--- begin Excerpted records ---
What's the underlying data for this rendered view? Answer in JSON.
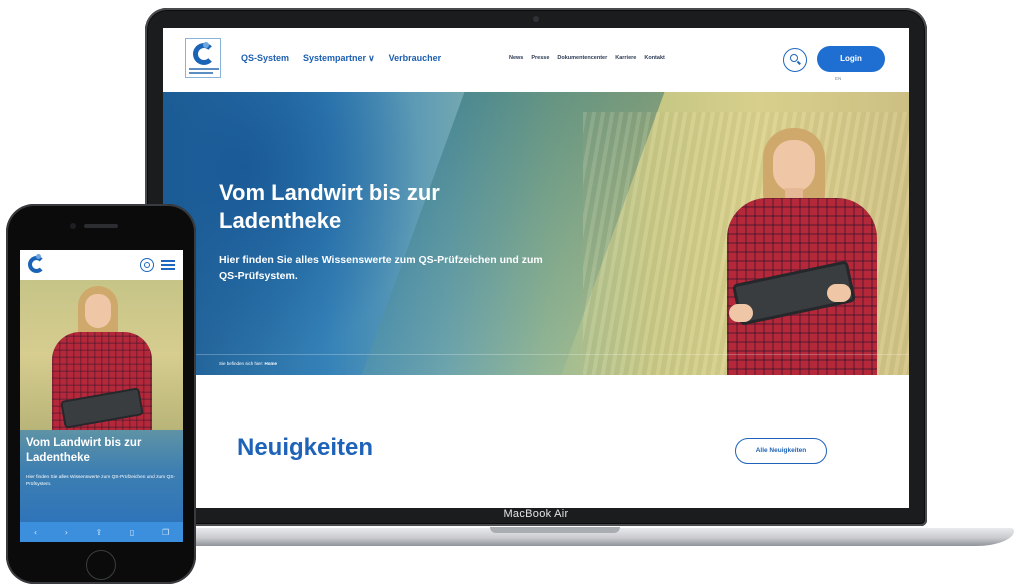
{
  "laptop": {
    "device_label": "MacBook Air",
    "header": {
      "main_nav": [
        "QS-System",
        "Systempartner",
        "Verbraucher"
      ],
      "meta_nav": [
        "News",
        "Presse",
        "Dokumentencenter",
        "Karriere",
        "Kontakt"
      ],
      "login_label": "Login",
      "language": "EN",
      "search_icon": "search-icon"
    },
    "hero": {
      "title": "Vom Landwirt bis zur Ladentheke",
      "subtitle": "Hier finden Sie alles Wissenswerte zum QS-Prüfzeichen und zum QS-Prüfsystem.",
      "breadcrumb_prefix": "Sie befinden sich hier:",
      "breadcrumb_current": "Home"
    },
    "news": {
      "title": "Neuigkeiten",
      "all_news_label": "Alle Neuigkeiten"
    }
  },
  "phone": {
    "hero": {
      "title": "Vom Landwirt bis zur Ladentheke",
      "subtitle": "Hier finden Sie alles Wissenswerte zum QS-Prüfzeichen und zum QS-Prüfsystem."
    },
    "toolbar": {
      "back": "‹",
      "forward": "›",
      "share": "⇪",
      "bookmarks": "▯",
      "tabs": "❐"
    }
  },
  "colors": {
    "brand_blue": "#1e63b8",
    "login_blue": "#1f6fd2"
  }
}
--- end Excerpted records ---
**Work to do**
From the data above, show each line that contains "Neuigkeiten".

**Answer to the exercise**
      "title": "Neuigkeiten",
      "all_news_label": "Alle Neuigkeiten"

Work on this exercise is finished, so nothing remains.